* START DATA SECTION *
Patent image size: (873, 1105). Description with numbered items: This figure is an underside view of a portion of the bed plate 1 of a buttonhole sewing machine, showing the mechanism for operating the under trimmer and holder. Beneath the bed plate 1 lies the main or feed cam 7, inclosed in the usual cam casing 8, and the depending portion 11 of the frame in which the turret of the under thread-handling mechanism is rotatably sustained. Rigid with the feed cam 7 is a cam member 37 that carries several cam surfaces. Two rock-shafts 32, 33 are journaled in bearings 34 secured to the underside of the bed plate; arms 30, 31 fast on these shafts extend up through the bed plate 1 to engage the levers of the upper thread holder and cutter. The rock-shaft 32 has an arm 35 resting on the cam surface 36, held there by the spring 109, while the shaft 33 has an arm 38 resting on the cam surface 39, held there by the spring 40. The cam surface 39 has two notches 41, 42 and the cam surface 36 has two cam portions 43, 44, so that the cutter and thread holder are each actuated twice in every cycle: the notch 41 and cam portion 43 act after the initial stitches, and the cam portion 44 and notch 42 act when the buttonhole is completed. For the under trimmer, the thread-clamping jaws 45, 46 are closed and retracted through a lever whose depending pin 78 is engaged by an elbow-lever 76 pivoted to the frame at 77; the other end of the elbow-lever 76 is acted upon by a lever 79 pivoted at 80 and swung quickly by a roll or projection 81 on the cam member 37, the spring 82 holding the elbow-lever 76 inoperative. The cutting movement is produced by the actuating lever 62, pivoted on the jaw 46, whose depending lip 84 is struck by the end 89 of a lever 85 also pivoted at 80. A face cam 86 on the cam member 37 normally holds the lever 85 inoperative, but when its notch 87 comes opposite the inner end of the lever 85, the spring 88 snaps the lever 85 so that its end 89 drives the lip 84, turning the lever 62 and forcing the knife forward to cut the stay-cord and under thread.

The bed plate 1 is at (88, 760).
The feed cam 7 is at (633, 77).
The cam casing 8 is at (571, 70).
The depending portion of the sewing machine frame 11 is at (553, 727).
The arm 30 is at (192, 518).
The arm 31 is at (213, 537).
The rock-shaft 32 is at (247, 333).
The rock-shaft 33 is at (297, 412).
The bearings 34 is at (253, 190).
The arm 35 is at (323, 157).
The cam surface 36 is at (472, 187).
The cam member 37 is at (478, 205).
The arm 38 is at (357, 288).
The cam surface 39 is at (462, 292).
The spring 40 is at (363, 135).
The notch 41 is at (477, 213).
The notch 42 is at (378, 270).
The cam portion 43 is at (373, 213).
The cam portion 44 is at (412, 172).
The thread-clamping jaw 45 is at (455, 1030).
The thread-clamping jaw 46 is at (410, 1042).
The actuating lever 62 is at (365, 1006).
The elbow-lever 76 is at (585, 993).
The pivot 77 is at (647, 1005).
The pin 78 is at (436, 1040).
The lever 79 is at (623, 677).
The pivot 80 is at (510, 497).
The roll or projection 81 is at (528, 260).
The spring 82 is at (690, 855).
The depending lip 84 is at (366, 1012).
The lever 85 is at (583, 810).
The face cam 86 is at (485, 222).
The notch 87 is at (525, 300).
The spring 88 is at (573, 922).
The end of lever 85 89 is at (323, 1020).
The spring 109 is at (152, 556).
* END DATA SECTION *
* START DATA SECTION *
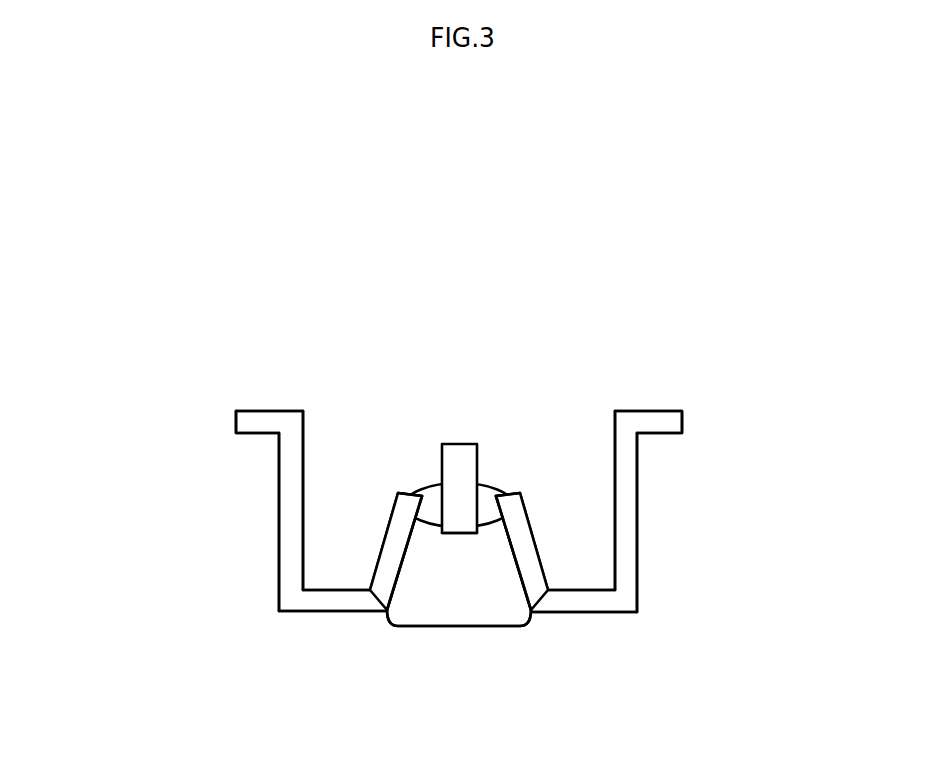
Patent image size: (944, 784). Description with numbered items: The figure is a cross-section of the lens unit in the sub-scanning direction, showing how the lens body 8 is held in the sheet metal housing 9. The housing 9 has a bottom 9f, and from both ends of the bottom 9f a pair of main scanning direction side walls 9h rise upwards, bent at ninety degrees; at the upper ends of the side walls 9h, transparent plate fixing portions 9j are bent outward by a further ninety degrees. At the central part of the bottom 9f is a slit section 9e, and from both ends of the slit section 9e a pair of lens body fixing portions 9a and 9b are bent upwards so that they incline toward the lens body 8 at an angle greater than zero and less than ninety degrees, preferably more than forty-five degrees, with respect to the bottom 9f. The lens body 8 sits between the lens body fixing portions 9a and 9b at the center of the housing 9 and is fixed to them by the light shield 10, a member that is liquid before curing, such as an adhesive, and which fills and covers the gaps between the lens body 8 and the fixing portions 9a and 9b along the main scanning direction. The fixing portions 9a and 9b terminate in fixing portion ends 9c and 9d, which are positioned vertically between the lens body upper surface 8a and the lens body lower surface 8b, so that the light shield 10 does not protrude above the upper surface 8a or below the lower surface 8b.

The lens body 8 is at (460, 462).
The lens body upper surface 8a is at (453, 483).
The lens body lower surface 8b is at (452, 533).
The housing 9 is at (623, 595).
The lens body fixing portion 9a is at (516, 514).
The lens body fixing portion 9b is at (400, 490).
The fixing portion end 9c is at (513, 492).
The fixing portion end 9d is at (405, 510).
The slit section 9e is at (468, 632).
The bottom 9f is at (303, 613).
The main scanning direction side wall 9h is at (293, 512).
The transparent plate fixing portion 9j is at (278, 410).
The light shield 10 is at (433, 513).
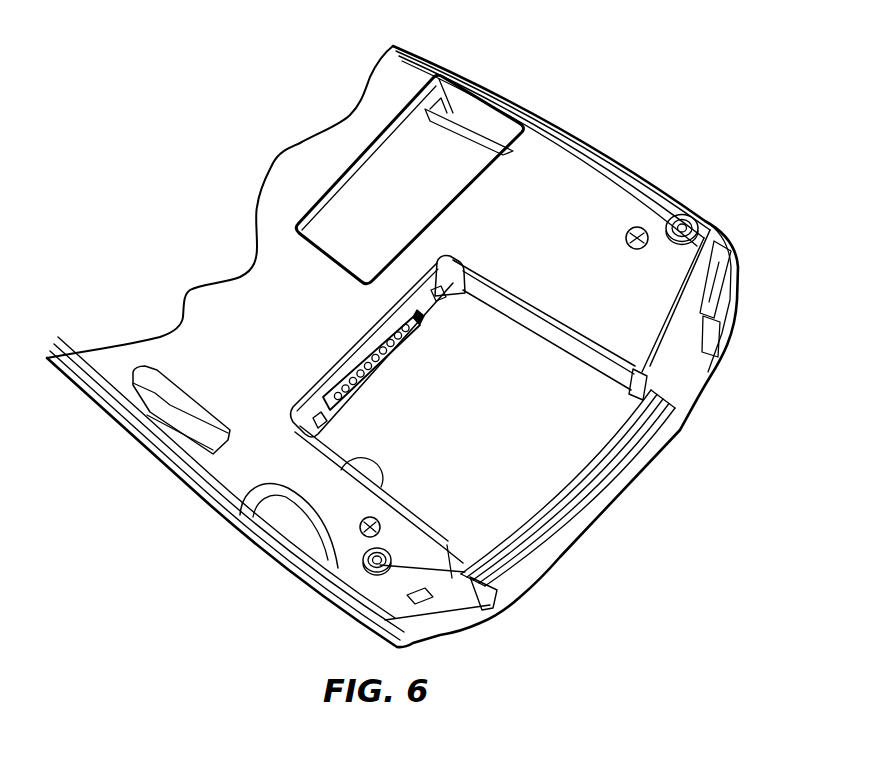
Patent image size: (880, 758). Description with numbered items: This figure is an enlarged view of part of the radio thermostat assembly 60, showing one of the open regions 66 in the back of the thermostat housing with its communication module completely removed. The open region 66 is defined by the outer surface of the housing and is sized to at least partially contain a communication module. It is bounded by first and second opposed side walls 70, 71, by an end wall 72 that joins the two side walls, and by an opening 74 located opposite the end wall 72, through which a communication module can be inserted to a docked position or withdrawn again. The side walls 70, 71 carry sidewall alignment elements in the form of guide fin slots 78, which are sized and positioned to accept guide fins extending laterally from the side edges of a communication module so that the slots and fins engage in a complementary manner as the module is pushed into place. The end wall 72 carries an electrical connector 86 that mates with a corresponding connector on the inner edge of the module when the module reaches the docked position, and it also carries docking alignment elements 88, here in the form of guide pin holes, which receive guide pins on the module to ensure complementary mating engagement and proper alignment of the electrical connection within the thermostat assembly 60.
* END DATA SECTION *
Swap "cross-section" for "sectional view" in the lines starting at "Patent image size: (944, 784)." and ending at "The slit section 9e is at (468, 632).", and give back only those lines with nothing else altered.

SOLVED EXERCISE
Patent image size: (944, 784). Description with numbered items: The figure is a sectional view of the lens unit in the sub-scanning direction, showing how the lens body 8 is held in the sheet metal housing 9. The housing 9 has a bottom 9f, and from both ends of the bottom 9f a pair of main scanning direction side walls 9h rise upwards, bent at ninety degrees; at the upper ends of the side walls 9h, transparent plate fixing portions 9j are bent outward by a further ninety degrees. At the central part of the bottom 9f is a slit section 9e, and from both ends of the slit section 9e a pair of lens body fixing portions 9a and 9b are bent upwards so that they incline toward the lens body 8 at an angle greater than zero and less than ninety degrees, preferably more than forty-five degrees, with respect to the bottom 9f. The lens body 8 sits between the lens body fixing portions 9a and 9b at the center of the housing 9 and is fixed to them by the light shield 10, a member that is liquid before curing, such as an adhesive, and which fills and covers the gaps between the lens body 8 and the fixing portions 9a and 9b along the main scanning direction. The fixing portions 9a and 9b terminate in fixing portion ends 9c and 9d, which are positioned vertically between the lens body upper surface 8a and the lens body lower surface 8b, so that the light shield 10 does not protrude above the upper surface 8a or below the lower surface 8b.

The lens body 8 is at (460, 462).
The lens body upper surface 8a is at (453, 483).
The lens body lower surface 8b is at (452, 533).
The housing 9 is at (623, 595).
The lens body fixing portion 9a is at (516, 514).
The lens body fixing portion 9b is at (400, 490).
The fixing portion end 9c is at (513, 492).
The fixing portion end 9d is at (405, 510).
The slit section 9e is at (468, 632).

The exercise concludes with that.